**Set problem:** Without the pictures, copy the entries below word for word.

**Task inputs:**
-.-.-

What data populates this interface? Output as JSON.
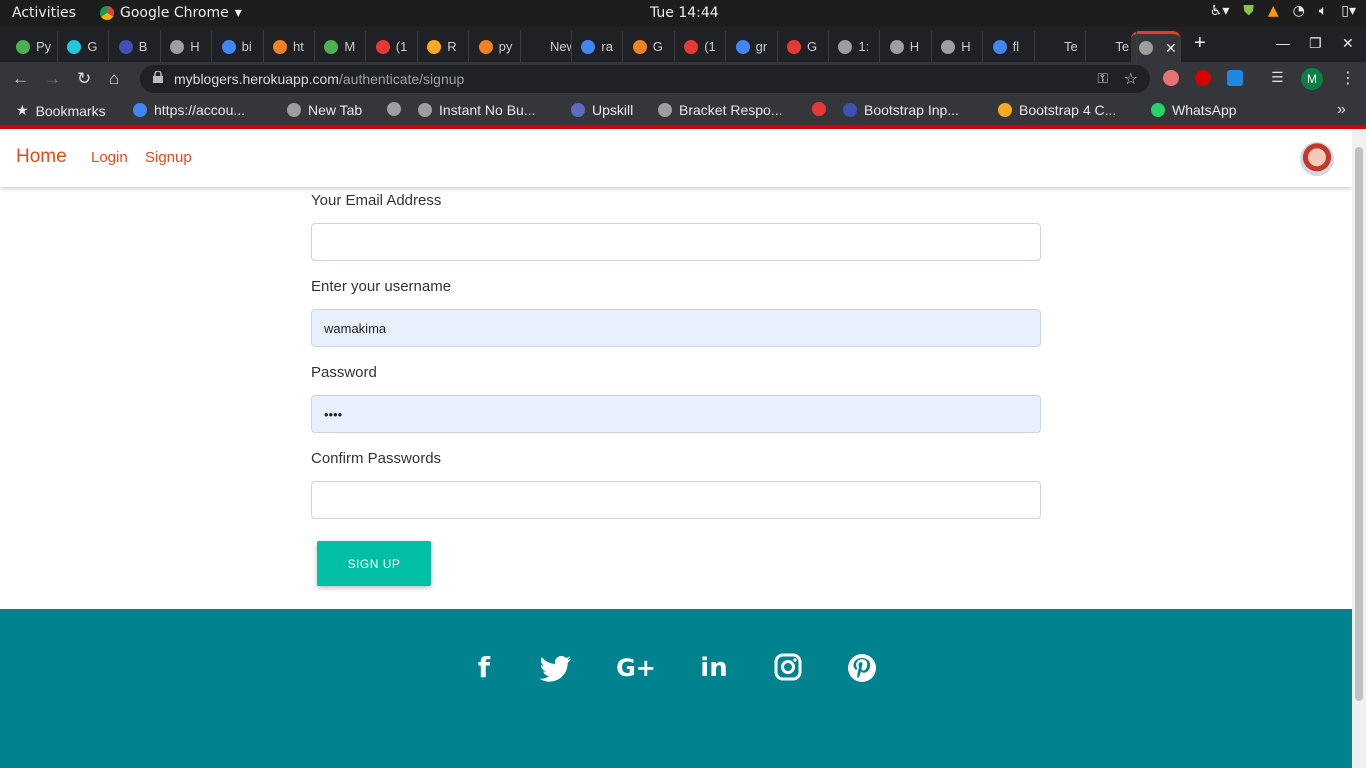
{
  "os_bar": {
    "activities": "Activities",
    "app_name": "Google Chrome",
    "clock": "Tue 14:44"
  },
  "tabs": [
    {
      "label": "Py",
      "color": "#4caf50"
    },
    {
      "label": "G",
      "color": "#26c6da"
    },
    {
      "label": "B",
      "color": "#3f51b5"
    },
    {
      "label": "H",
      "color": "#9e9e9e"
    },
    {
      "label": "bi",
      "color": "#4285f4"
    },
    {
      "label": "ht",
      "color": "#f48024"
    },
    {
      "label": "M",
      "color": "#4caf50"
    },
    {
      "label": "(1",
      "color": "#e53935"
    },
    {
      "label": "R",
      "color": "#f9a825"
    },
    {
      "label": "py",
      "color": "#f48024"
    },
    {
      "label": "New",
      "color": "#202124"
    },
    {
      "label": "ra",
      "color": "#4285f4"
    },
    {
      "label": "G",
      "color": "#f48024"
    },
    {
      "label": "(1",
      "color": "#e53935"
    },
    {
      "label": "gr",
      "color": "#4285f4"
    },
    {
      "label": "G",
      "color": "#e53935"
    },
    {
      "label": "1:",
      "color": "#9e9e9e"
    },
    {
      "label": "H",
      "color": "#9e9e9e"
    },
    {
      "label": "H",
      "color": "#9e9e9e"
    },
    {
      "label": "fl",
      "color": "#4285f4"
    },
    {
      "label": "Te",
      "color": "#202124"
    },
    {
      "label": "Te",
      "color": "#202124"
    }
  ],
  "address_bar": {
    "domain": "myblogers.herokuapp.com",
    "path": "/authenticate/signup"
  },
  "profile_initial": "M",
  "bookmarks": {
    "label": "Bookmarks",
    "items": [
      {
        "label": "https://accou...",
        "color": "#4285f4"
      },
      {
        "label": "New Tab",
        "color": "#9e9e9e"
      },
      {
        "label": "",
        "color": "#9e9e9e"
      },
      {
        "label": "Instant No Bu...",
        "color": "#9e9e9e"
      },
      {
        "label": "Upskill",
        "color": "#5c6bc0"
      },
      {
        "label": "Bracket Respo...",
        "color": "#9e9e9e"
      },
      {
        "label": "",
        "color": "#e53935"
      },
      {
        "label": "Bootstrap Inp...",
        "color": "#3f51b5"
      },
      {
        "label": "Bootstrap 4 C...",
        "color": "#f9a825"
      },
      {
        "label": "WhatsApp",
        "color": "#25d366"
      }
    ]
  },
  "navbar": {
    "brand": "Home",
    "login": "Login",
    "signup": "Signup"
  },
  "form": {
    "email_label": "Your Email Address",
    "email_value": "",
    "username_label": "Enter your username",
    "username_value": "wamakima",
    "password_label": "Password",
    "password_value": "••••",
    "confirm_label": "Confirm Passwords",
    "confirm_value": "",
    "submit_label": "SIGN UP"
  },
  "footer": {
    "social": [
      "f",
      "twitter",
      "G+",
      "in",
      "instagram",
      "pinterest"
    ]
  },
  "colors": {
    "accent": "#e64a19",
    "button": "#00bfa5",
    "footer": "#00838f",
    "autofill": "#e8f0fe"
  }
}
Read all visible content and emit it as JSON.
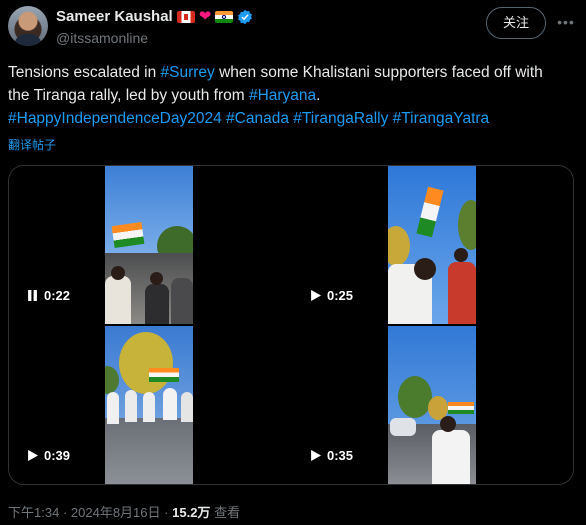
{
  "author": {
    "name": "Sameer Kaushal",
    "handle": "@itssamonline",
    "badges": [
      "canada-flag-icon",
      "heart-icon",
      "india-flag-icon",
      "verified-icon"
    ]
  },
  "follow_label": "关注",
  "tweet": {
    "part1": "Tensions escalated in ",
    "tag_surrey": "#Surrey",
    "part2": " when some Khalistani supporters faced off with the Tiranga rally, led by youth from ",
    "tag_haryana": "#Haryana",
    "part3": ".",
    "hashtags": [
      "#HappyIndependenceDay2024",
      "#Canada",
      "#TirangaRally",
      "#TirangaYatra"
    ]
  },
  "translate_label": "翻译帖子",
  "videos": [
    {
      "state": "pause-icon",
      "duration": "0:22"
    },
    {
      "state": "play-icon",
      "duration": "0:25"
    },
    {
      "state": "play-icon",
      "duration": "0:39"
    },
    {
      "state": "play-icon",
      "duration": "0:35"
    }
  ],
  "meta": {
    "time": "下午1:34",
    "date": "2024年8月16日",
    "views": "15.2万",
    "views_label": "查看"
  },
  "colors": {
    "accent": "#1d9bf0",
    "background": "#000000",
    "text": "#e7e9ea",
    "muted": "#71767b"
  }
}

-.-.-

**Expected output:**
What data populates this interface? Output as JSON.
{
  "os_bar": {
    "activities": "Activities",
    "app_name": "Google Chrome",
    "clock": "Tue 14:44"
  },
  "tabs": [
    {
      "label": "Py",
      "color": "#4caf50"
    },
    {
      "label": "G",
      "color": "#26c6da"
    },
    {
      "label": "B",
      "color": "#3f51b5"
    },
    {
      "label": "H",
      "color": "#9e9e9e"
    },
    {
      "label": "bi",
      "color": "#4285f4"
    },
    {
      "label": "ht",
      "color": "#f48024"
    },
    {
      "label": "M",
      "color": "#4caf50"
    },
    {
      "label": "(1",
      "color": "#e53935"
    },
    {
      "label": "R",
      "color": "#f9a825"
    },
    {
      "label": "py",
      "color": "#f48024"
    },
    {
      "label": "New",
      "color": "#202124"
    },
    {
      "label": "ra",
      "color": "#4285f4"
    },
    {
      "label": "G",
      "color": "#f48024"
    },
    {
      "label": "(1",
      "color": "#e53935"
    },
    {
      "label": "gr",
      "color": "#4285f4"
    },
    {
      "label": "G",
      "color": "#e53935"
    },
    {
      "label": "1:",
      "color": "#9e9e9e"
    },
    {
      "label": "H",
      "color": "#9e9e9e"
    },
    {
      "label": "H",
      "color": "#9e9e9e"
    },
    {
      "label": "fl",
      "color": "#4285f4"
    },
    {
      "label": "Te",
      "color": "#202124"
    },
    {
      "label": "Te",
      "color": "#202124"
    }
  ],
  "address_bar": {
    "domain": "myblogers.herokuapp.com",
    "path": "/authenticate/signup"
  },
  "profile_initial": "M",
  "bookmarks": {
    "label": "Bookmarks",
    "items": [
      {
        "label": "https://accou...",
        "color": "#4285f4"
      },
      {
        "label": "New Tab",
        "color": "#9e9e9e"
      },
      {
        "label": "",
        "color": "#9e9e9e"
      },
      {
        "label": "Instant No Bu...",
        "color": "#9e9e9e"
      },
      {
        "label": "Upskill",
        "color": "#5c6bc0"
      },
      {
        "label": "Bracket Respo...",
        "color": "#9e9e9e"
      },
      {
        "label": "",
        "color": "#e53935"
      },
      {
        "label": "Bootstrap Inp...",
        "color": "#3f51b5"
      },
      {
        "label": "Bootstrap 4 C...",
        "color": "#f9a825"
      },
      {
        "label": "WhatsApp",
        "color": "#25d366"
      }
    ]
  },
  "navbar": {
    "brand": "Home",
    "login": "Login",
    "signup": "Signup"
  },
  "form": {
    "email_label": "Your Email Address",
    "email_value": "",
    "username_label": "Enter your username",
    "username_value": "wamakima",
    "password_label": "Password",
    "password_value": "••••",
    "confirm_label": "Confirm Passwords",
    "confirm_value": "",
    "submit_label": "SIGN UP"
  },
  "footer": {
    "social": [
      "f",
      "twitter",
      "G+",
      "in",
      "instagram",
      "pinterest"
    ]
  },
  "colors": {
    "accent": "#e64a19",
    "button": "#00bfa5",
    "footer": "#00838f",
    "autofill": "#e8f0fe"
  }
}
Read all visible content and emit it as JSON.
{
  "author": {
    "name": "Sameer Kaushal",
    "handle": "@itssamonline",
    "badges": [
      "canada-flag-icon",
      "heart-icon",
      "india-flag-icon",
      "verified-icon"
    ]
  },
  "follow_label": "关注",
  "tweet": {
    "part1": "Tensions escalated in ",
    "tag_surrey": "#Surrey",
    "part2": " when some Khalistani supporters faced off with the Tiranga rally, led by youth from ",
    "tag_haryana": "#Haryana",
    "part3": ".",
    "hashtags": [
      "#HappyIndependenceDay2024",
      "#Canada",
      "#TirangaRally",
      "#TirangaYatra"
    ]
  },
  "translate_label": "翻译帖子",
  "videos": [
    {
      "state": "pause-icon",
      "duration": "0:22"
    },
    {
      "state": "play-icon",
      "duration": "0:25"
    },
    {
      "state": "play-icon",
      "duration": "0:39"
    },
    {
      "state": "play-icon",
      "duration": "0:35"
    }
  ],
  "meta": {
    "time": "下午1:34",
    "date": "2024年8月16日",
    "views": "15.2万",
    "views_label": "查看"
  },
  "colors": {
    "accent": "#1d9bf0",
    "background": "#000000",
    "text": "#e7e9ea",
    "muted": "#71767b"
  }
}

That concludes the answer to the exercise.